▶ Extract
═══
This summer, I started moving as much data as possible from a 2-bay NAS to an unRaid server built from a repurposed MSI X99S Gaming 7 running an i7-5930K, two cache drives, two parity drives and five data drives.  Once I did that, I started planning a backup of that system, that right now is running on an ECS H55H-I motherboard and seven 3.5" drives.  My plan is to continue to use WD SmartWare to make incremental backups to my little NAS and use it for nothing else.  Nightly, that data will get synchronized to my primary unRaid server and I'll work out some kind of schedule to sync data to the other, figuring out how to do integrity checks and so on so that if file corruption takes place, I have some sort of window to copy it back over from a known good copy.  A third level of storage will be made to an array of SSD drives and kept in a safe deposit box.  Cloud storage, when I would want at least 5TB, is kind of expensive and I don't really trust the privacy of it all.

 

After I started moving terabytes of data from my old NAS into unRaid, I decided to pick up a few Mellanox 10g fiber cards to make transfers between systems just a little faster.  On all of my desktop PCs, and anywhere it's financially practical, I've done away with rotational drives and run entirely from SSDs, one PCIe and one SATA NVMe drive in my main desktop.  I'm not bound by drive speed so much, but I am bound by limitations of the interface and to some degree, limitations of Windows 10.  My desktop PC has three network interfaces in use.  One connecting to a segregated array of Raspberry Pi (behind pfSense), one connected peer-to-peer to my unRaid server and one connected to my router to communicate with everything else.  I want to streamline things and am planning to build a new pfSense router using a motherboard/cpu combination that's robust enough to operate three 2-port Mellanox cards, each running on 8 PCIe lanes.  The most likely prospects at this point are an i7-5820K running on an ASRock X99 Professional X99, 2011-3.  For that setup, I'm looking to use all 28 PCIe lanes (8 x 3 (fiber) + 4 (NVMe)), using one of the onboard interfaces for WAN and the other with a 24-port D-Link switch.
═══
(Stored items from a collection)
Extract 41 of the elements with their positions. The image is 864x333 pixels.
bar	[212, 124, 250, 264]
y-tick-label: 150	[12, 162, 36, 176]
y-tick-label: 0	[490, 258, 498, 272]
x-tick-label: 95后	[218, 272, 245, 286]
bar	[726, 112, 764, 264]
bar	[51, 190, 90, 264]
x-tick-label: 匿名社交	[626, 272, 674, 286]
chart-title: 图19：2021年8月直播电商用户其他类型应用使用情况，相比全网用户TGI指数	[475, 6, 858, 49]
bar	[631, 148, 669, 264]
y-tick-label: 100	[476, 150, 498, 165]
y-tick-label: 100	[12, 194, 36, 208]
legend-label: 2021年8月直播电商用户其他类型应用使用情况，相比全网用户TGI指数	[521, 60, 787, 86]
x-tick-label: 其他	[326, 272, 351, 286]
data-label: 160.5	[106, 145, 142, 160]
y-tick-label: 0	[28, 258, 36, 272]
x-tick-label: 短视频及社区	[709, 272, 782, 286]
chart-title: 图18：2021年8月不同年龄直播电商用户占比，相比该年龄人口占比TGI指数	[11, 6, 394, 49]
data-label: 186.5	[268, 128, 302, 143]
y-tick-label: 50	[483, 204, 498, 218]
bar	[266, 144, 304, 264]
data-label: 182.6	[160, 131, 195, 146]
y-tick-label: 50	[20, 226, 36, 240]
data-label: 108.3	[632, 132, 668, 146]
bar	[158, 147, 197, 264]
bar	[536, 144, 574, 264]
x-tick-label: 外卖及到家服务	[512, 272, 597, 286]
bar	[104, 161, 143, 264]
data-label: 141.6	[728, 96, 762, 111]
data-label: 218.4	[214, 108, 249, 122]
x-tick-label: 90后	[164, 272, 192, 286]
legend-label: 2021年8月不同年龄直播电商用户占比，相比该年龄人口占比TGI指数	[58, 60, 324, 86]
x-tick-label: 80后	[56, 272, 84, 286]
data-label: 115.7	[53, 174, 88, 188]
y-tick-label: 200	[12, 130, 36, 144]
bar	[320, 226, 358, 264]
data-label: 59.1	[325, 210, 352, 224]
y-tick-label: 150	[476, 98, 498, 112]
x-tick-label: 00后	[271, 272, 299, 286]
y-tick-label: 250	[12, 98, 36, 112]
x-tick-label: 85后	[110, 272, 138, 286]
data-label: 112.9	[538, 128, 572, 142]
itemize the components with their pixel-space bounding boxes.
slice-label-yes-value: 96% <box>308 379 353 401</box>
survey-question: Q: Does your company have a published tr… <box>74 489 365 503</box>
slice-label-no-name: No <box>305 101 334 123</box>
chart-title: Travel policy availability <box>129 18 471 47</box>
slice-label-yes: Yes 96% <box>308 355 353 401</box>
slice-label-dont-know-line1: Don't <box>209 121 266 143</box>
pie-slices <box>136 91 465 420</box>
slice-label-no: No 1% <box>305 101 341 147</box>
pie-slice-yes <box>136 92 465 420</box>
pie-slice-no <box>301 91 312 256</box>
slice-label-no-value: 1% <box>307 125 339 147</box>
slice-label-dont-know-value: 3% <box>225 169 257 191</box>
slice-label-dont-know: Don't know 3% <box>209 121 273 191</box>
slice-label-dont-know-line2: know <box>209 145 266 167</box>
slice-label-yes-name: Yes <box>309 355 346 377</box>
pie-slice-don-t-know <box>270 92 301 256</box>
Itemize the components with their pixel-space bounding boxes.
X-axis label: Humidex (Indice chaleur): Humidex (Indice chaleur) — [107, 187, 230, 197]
═══
▶ The task
Set down the full home storage and network plan from above again, word for word.

▶ Written solution
This summer, I started moving as much data as possible from a 2-bay NAS to an unRaid server built from a repurposed MSI X99S Gaming 7 running an i7-5930K, two cache drives, two parity drives and five data drives.  Once I did that, I started planning a backup of that system, that right now is running on an ECS H55H-I motherboard and seven 3.5" drives.  My plan is to continue to use WD SmartWare to make incremental backups to my little NAS and use it for nothing else.  Nightly, that data will get synchronized to my primary unRaid server and I'll work out some kind of schedule to sync data to the other, figuring out how to do integrity checks and so on so that if file corruption takes place, I have some sort of window to copy it back over from a known good copy.  A third level of storage will be made to an array of SSD drives and kept in a safe deposit box.  Cloud storage, when I would want at least 5TB, is kind of expensive and I don't really trust the privacy of it all.

 

After I started moving terabytes of data from my old NAS into unRaid, I decided to pick up a few Mellanox 10g fiber cards to make transfers between systems just a little faster.  On all of my desktop PCs, and anywhere it's financially practical, I've done away with rotational drives and run entirely from SSDs, one PCIe and one SATA NVMe drive in my main desktop.  I'm not bound by drive speed so much, but I am bound by limitations of the interface and to some degree, limitations of Windows 10.  My desktop PC has three network interfaces in use.  One connecting to a segregated array of Raspberry Pi (behind pfSense), one connected peer-to-peer to my unRaid server and one connected to my router to communicate with everything else.  I want to streamline things and am planning to build a new pfSense router using a motherboard/cpu combination that's robust enough to operate three 2-port Mellanox cards, each running on 8 PCIe lanes.  The most likely prospects at this point are an i7-5820K running on an ASRock X99 Professional X99, 2011-3.  For that setup, I'm looking to use all 28 PCIe lanes (8 x 3 (fiber) + 4 (NVMe)), using one of the onboard interfaces for WAN and the other with a 24-port D-Link switch.